DIRECTIVE:
Write out every entry, character for character, from the line with "short-url[interactable]: myf.red/g/FHx0 [611, 602, 694, 616]" to the line with "y-tick-label: 1,200 [49, 542, 77, 554]", including both of those lines, and nothing else.

**** TASK INPUT

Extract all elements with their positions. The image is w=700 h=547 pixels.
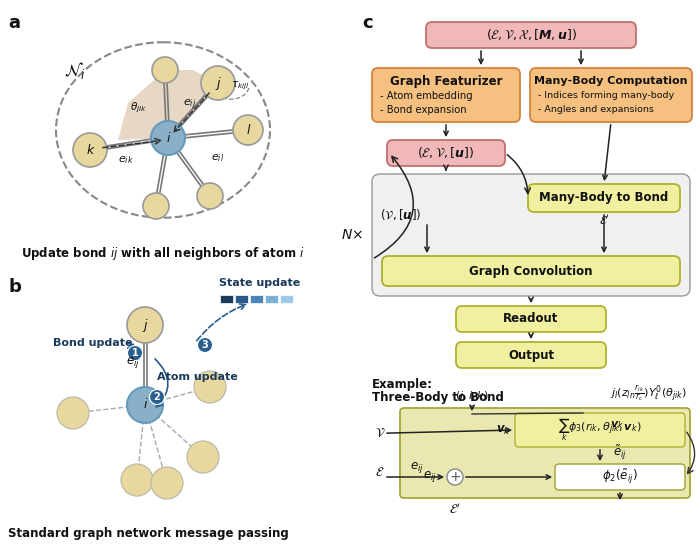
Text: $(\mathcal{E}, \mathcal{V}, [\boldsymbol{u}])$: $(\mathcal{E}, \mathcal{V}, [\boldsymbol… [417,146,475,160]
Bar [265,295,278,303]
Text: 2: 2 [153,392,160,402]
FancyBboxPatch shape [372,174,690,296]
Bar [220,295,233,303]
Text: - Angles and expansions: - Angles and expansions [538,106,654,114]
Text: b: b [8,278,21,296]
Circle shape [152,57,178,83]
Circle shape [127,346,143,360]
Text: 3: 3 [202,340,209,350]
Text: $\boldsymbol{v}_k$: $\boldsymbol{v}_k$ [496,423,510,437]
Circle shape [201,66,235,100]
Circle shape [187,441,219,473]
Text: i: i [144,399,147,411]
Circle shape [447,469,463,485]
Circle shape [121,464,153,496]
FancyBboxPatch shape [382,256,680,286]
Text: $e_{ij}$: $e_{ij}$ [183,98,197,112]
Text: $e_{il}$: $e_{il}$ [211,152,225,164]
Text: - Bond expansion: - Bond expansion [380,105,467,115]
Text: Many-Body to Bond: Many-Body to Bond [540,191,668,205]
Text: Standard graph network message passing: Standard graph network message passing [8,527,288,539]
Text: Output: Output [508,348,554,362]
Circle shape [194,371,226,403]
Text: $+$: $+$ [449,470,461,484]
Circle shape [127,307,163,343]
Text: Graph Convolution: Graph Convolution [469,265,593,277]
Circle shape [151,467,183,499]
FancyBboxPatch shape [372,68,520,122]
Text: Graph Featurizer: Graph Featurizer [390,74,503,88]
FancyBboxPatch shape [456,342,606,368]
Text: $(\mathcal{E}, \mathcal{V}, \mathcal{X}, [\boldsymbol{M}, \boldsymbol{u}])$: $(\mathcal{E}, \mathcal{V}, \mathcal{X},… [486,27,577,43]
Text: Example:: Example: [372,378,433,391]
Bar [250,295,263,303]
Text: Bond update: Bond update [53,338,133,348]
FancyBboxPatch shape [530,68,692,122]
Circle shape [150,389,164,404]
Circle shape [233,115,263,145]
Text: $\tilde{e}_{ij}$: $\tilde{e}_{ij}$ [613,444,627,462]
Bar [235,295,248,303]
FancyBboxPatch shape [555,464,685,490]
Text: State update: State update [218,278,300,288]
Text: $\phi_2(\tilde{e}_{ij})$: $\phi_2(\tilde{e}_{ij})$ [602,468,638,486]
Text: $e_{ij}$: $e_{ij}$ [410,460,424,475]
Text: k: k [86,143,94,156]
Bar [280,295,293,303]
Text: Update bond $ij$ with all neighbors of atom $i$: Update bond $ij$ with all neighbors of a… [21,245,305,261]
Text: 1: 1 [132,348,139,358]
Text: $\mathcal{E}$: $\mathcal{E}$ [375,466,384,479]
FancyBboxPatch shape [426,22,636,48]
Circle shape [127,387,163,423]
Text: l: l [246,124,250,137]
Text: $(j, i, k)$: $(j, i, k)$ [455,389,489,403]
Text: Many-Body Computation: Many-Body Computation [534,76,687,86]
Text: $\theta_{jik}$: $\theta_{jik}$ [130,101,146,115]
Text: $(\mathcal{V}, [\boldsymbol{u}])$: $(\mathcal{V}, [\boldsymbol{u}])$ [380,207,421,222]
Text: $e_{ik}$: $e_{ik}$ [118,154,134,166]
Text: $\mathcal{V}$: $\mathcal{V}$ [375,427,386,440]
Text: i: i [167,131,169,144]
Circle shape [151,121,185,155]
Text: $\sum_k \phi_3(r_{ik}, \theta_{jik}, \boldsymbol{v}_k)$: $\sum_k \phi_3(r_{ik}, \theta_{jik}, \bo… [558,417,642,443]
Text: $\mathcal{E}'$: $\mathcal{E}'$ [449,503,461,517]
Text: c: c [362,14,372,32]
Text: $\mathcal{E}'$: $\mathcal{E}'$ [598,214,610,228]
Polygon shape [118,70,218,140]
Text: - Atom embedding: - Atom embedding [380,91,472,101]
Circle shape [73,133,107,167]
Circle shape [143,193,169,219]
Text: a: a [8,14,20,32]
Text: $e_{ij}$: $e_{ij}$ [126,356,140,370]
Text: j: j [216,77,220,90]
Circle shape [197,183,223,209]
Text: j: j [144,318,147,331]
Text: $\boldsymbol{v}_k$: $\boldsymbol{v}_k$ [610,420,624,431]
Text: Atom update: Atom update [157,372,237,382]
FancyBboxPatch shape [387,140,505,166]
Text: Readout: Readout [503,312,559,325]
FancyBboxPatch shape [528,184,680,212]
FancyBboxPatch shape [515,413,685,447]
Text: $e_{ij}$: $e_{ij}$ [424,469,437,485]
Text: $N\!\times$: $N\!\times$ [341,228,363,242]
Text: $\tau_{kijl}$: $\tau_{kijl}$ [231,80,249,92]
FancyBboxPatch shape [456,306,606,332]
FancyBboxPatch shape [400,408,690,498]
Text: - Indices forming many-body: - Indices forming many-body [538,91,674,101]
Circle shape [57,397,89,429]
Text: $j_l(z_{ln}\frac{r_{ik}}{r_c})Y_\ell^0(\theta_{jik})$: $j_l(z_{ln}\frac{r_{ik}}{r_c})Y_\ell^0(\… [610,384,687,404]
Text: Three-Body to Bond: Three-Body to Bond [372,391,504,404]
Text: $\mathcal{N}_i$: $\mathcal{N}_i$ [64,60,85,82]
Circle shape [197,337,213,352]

********
**** TASK INPUT

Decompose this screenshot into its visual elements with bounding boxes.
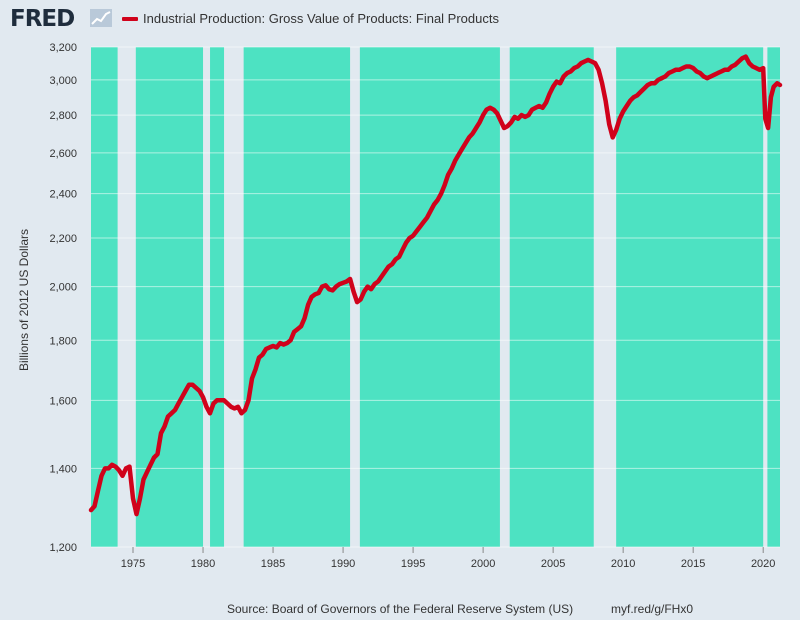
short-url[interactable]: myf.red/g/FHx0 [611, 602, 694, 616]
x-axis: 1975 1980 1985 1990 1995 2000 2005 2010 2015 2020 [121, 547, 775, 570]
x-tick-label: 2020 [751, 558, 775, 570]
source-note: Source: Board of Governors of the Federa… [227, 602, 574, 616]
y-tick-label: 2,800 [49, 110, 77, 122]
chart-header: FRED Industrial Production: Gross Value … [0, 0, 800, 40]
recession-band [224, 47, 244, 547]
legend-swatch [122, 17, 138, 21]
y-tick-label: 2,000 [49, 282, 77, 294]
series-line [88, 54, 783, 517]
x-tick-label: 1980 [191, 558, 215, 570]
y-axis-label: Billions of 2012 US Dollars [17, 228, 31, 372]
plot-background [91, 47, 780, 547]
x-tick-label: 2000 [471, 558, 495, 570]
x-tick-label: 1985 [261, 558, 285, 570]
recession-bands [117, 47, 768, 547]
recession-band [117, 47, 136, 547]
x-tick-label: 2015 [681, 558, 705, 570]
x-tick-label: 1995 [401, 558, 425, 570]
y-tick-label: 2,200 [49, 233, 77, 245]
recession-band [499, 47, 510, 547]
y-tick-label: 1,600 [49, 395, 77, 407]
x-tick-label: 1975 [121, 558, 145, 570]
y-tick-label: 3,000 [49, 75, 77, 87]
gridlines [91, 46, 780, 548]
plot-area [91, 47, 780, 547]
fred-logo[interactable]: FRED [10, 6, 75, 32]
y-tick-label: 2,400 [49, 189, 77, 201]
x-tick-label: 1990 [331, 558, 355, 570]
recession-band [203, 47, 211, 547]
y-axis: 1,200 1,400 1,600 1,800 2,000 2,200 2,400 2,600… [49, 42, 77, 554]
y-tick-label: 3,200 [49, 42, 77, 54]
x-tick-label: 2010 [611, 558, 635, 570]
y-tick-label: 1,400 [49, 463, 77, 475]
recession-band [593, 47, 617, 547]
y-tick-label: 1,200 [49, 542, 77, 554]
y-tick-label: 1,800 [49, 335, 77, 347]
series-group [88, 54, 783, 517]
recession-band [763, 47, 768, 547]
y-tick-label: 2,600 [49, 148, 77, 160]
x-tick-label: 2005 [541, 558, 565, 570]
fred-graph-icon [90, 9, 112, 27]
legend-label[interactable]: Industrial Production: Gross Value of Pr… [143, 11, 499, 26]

********

RESPONSE TO THE EXERCISE:
short-url[interactable]: myf.red/g/FHx0 [611, 602, 694, 616]
x-axis: 1975 1980 1985 1990 1995 2000 2005 2010 2015 2020 [121, 547, 775, 570]
x-tick-label: 2020 [751, 558, 775, 570]
source-note: Source: Board of Governors of the Federa… [227, 602, 574, 616]
y-tick-label: 2,800 [49, 110, 77, 122]
chart-header: FRED Industrial Production: Gross Value … [0, 0, 800, 40]
recession-band [224, 47, 244, 547]
legend-swatch [122, 17, 138, 21]
y-tick-label: 2,000 [49, 282, 77, 294]
series-line [88, 54, 783, 517]
x-tick-label: 1980 [191, 558, 215, 570]
y-axis-label: Billions of 2012 US Dollars [17, 228, 31, 372]
plot-background [91, 47, 780, 547]
x-tick-label: 2000 [471, 558, 495, 570]
x-tick-label: 1985 [261, 558, 285, 570]
recession-bands [117, 47, 768, 547]
recession-band [117, 47, 136, 547]
x-tick-label: 2015 [681, 558, 705, 570]
x-tick-label: 1995 [401, 558, 425, 570]
y-tick-label: 2,200 [49, 233, 77, 245]
recession-band [499, 47, 510, 547]
y-tick-label: 1,600 [49, 395, 77, 407]
x-tick-label: 1975 [121, 558, 145, 570]
y-tick-label: 3,000 [49, 75, 77, 87]
gridlines [91, 46, 780, 548]
plot-area [91, 47, 780, 547]
fred-logo[interactable]: FRED [10, 6, 75, 32]
y-tick-label: 2,400 [49, 189, 77, 201]
x-tick-label: 1990 [331, 558, 355, 570]
recession-band [203, 47, 211, 547]
y-axis: 1,200 1,400 1,600 1,800 2,000 2,200 2,400 2,600… [49, 42, 77, 554]
y-tick-label: 3,200 [49, 42, 77, 54]
x-tick-label: 2010 [611, 558, 635, 570]
y-tick-label: 1,400 [49, 463, 77, 475]
recession-band [593, 47, 617, 547]
y-tick-label: 1,200 [49, 542, 77, 554]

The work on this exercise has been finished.